--- begin Records to process ---
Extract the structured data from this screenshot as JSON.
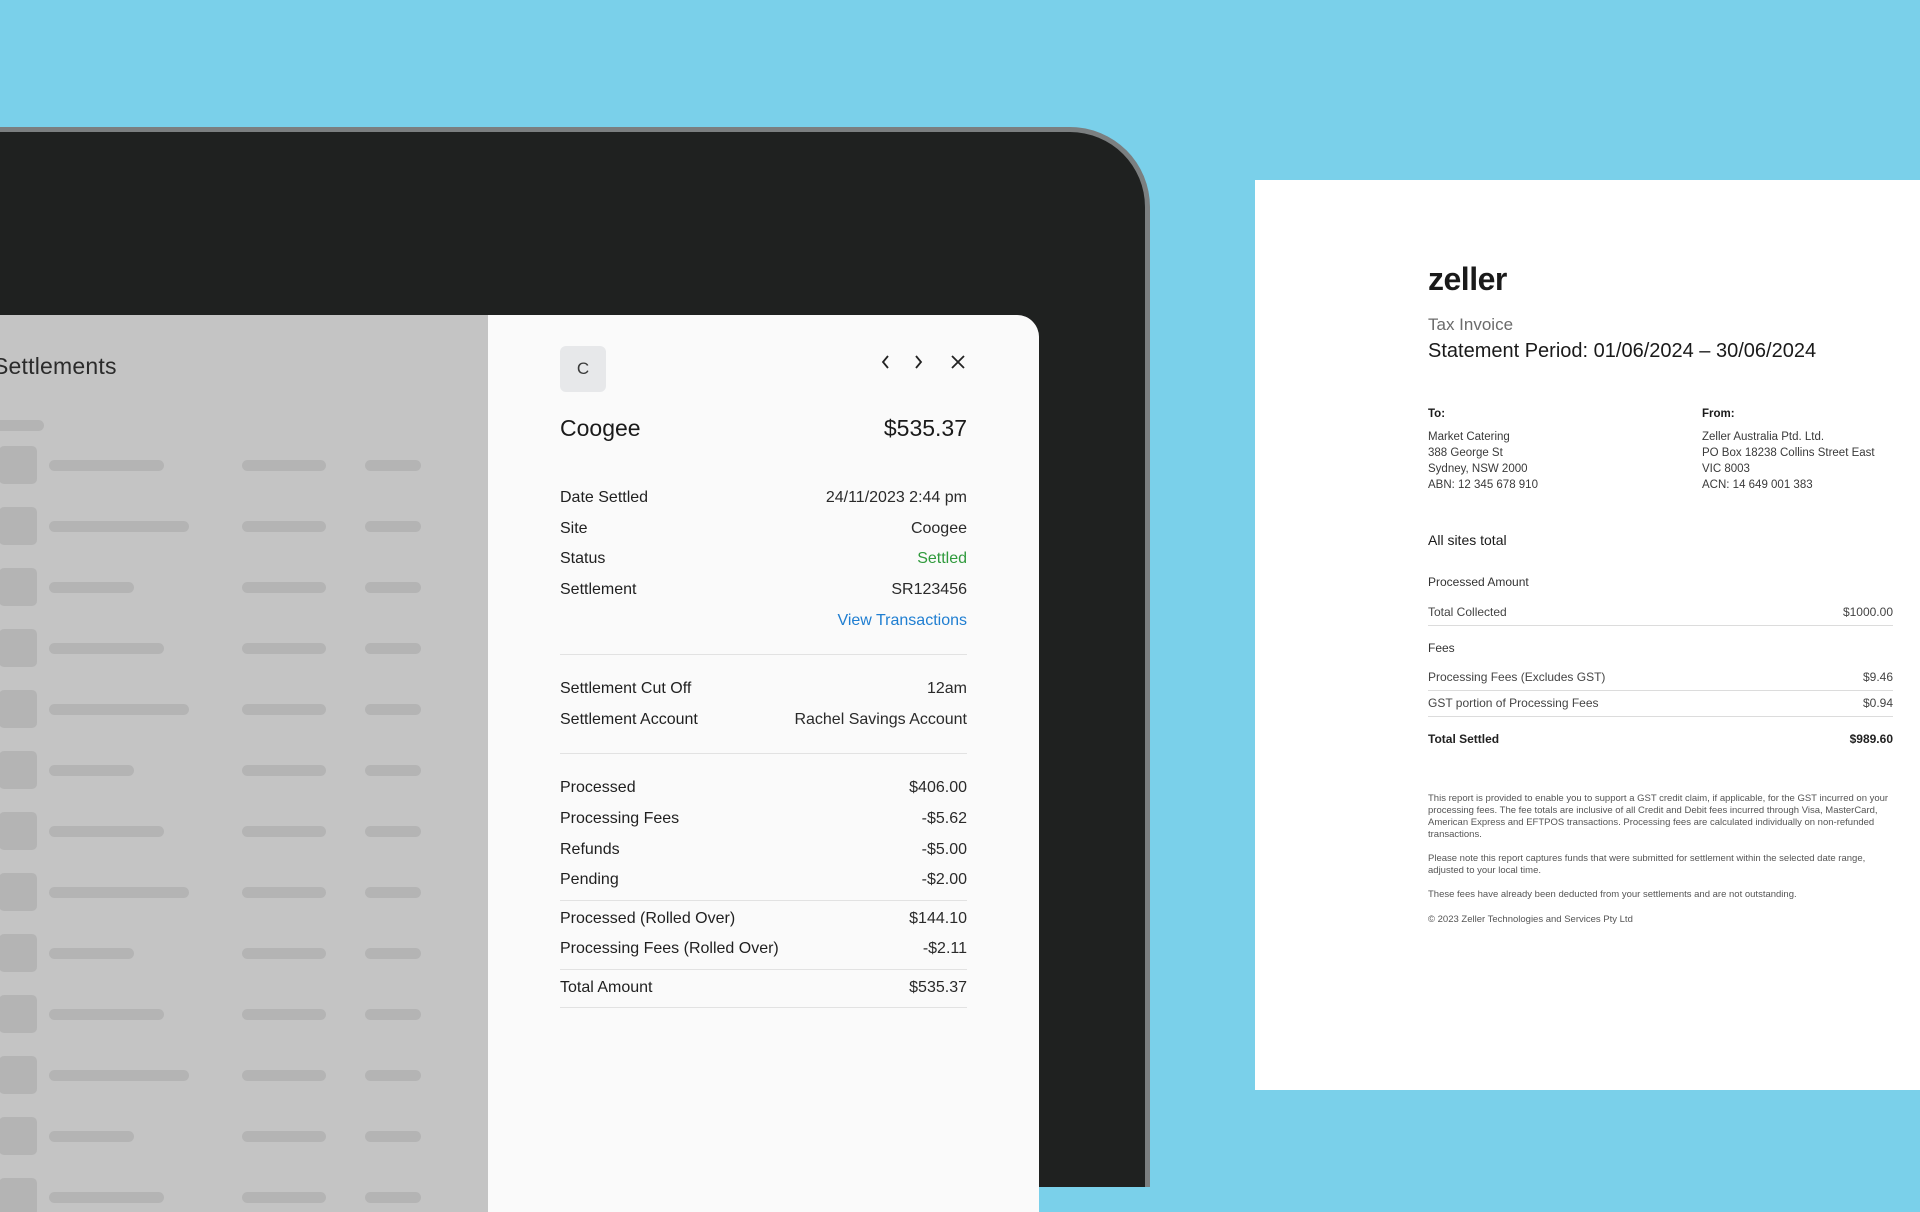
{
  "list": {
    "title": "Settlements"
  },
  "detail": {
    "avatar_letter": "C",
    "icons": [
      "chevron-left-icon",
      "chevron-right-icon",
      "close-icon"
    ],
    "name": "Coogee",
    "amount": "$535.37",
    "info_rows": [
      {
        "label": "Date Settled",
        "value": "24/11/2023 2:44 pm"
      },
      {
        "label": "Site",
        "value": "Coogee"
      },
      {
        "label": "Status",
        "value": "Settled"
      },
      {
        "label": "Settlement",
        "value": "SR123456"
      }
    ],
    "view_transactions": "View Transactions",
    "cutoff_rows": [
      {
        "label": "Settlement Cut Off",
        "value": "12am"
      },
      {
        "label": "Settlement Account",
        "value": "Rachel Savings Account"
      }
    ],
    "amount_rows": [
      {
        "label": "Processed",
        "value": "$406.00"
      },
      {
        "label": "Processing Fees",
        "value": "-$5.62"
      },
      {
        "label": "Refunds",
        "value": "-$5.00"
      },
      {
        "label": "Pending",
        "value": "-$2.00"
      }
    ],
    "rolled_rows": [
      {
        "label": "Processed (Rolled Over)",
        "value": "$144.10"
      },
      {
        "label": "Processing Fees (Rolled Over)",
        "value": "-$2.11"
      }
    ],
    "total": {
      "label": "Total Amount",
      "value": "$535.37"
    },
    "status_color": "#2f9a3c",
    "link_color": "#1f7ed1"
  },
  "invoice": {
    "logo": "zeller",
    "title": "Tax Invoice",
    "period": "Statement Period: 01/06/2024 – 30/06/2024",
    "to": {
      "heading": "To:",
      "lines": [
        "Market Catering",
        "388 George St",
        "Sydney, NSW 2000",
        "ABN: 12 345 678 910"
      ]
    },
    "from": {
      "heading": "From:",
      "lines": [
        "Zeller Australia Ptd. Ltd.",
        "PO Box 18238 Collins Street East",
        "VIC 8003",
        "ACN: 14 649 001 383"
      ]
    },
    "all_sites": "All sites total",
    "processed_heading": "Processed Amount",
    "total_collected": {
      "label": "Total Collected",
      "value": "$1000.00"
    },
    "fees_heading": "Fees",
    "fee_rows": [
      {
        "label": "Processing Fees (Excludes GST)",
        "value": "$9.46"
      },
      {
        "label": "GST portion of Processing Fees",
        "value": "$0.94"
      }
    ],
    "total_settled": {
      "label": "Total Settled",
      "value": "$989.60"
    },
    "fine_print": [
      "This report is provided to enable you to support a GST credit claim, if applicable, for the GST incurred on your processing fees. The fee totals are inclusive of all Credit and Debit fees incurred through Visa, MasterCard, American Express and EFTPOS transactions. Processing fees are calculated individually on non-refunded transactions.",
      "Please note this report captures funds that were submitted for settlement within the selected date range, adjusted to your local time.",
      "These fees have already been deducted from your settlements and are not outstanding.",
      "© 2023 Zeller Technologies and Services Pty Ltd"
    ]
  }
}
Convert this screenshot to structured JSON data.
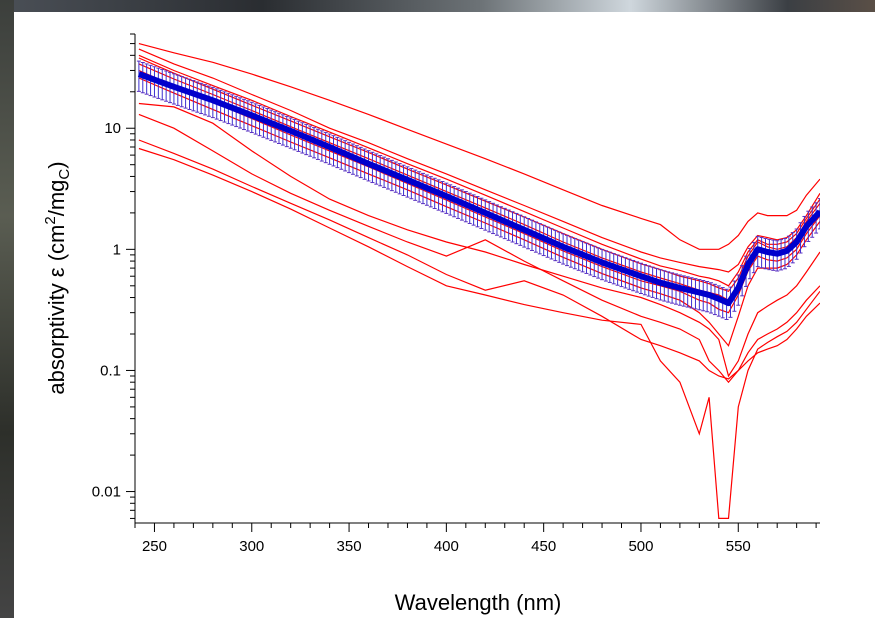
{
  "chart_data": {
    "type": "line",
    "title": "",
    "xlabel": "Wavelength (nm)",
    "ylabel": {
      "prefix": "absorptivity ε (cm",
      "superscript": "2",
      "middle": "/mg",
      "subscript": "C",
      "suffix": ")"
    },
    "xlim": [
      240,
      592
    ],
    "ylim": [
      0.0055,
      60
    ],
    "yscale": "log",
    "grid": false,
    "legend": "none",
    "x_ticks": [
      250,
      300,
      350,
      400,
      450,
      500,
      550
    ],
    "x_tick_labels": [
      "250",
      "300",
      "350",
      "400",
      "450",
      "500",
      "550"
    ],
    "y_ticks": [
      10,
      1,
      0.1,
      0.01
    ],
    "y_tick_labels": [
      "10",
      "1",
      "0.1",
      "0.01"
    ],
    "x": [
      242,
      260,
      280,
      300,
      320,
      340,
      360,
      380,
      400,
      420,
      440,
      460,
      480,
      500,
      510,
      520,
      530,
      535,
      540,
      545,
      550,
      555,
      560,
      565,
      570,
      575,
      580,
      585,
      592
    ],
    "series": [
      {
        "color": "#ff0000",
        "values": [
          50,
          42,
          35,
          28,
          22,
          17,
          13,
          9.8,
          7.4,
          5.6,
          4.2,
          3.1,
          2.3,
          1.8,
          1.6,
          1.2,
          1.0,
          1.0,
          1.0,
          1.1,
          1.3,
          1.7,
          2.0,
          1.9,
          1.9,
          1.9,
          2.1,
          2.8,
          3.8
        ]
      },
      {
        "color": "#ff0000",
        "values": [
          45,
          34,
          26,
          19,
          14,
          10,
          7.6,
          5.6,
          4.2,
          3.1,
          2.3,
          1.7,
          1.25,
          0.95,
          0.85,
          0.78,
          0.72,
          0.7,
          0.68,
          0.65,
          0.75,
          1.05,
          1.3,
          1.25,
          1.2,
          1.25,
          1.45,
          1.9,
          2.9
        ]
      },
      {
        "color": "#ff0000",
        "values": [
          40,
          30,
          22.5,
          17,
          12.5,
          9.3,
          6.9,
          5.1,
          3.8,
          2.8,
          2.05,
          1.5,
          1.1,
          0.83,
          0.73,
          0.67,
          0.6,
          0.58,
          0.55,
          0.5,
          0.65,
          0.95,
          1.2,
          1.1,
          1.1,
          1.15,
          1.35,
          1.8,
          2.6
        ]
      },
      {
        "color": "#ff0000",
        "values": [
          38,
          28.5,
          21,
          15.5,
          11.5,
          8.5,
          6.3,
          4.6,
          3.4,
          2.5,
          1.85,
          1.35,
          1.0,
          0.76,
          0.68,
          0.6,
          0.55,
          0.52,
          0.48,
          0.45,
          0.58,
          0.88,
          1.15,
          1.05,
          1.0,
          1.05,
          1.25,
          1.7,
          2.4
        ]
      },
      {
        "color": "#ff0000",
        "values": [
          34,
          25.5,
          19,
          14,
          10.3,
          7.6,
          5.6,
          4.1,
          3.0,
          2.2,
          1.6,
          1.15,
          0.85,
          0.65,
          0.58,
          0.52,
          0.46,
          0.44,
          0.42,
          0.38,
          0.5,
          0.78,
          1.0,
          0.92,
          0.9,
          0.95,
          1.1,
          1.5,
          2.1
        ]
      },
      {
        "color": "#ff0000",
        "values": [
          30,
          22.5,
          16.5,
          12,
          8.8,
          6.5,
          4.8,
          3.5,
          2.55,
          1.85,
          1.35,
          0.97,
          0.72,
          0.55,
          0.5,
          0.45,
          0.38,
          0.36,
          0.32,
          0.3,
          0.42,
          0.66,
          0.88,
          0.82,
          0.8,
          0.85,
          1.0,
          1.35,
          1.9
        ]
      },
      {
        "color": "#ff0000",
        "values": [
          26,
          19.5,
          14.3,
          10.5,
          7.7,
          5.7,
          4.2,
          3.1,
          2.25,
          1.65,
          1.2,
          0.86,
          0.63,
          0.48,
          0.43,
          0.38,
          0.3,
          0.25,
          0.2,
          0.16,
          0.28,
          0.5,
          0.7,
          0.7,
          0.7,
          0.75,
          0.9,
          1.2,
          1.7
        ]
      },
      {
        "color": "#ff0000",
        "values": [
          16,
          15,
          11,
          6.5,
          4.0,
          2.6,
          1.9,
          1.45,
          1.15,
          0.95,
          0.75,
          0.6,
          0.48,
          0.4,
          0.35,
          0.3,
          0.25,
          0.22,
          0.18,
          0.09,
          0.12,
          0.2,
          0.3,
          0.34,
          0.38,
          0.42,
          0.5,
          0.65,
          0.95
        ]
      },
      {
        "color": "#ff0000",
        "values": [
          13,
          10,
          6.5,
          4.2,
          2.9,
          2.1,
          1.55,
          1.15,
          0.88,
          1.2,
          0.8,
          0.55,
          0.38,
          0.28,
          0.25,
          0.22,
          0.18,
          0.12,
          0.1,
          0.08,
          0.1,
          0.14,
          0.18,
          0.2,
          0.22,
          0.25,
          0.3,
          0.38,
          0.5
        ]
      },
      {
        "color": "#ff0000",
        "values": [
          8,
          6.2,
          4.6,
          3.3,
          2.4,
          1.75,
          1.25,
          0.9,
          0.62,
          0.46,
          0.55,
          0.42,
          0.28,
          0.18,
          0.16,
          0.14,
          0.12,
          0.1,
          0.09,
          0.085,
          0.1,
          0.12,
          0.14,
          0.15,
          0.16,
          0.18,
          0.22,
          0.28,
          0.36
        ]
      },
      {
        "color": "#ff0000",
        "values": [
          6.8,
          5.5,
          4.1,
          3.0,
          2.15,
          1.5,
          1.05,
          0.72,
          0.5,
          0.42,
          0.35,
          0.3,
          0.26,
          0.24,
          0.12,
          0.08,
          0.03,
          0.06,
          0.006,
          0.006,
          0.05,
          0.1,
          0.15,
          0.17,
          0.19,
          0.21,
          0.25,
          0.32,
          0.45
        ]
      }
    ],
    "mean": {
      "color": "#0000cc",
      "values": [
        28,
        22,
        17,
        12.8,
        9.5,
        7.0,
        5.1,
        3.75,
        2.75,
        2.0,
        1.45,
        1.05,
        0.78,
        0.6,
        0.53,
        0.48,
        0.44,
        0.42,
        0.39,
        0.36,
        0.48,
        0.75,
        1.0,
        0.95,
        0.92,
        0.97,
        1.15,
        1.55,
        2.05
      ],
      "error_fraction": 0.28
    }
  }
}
--- end Records to process ---
Directions. Count how many lines of the listing above include "screenshot" and report that number alone.

Full solution. 2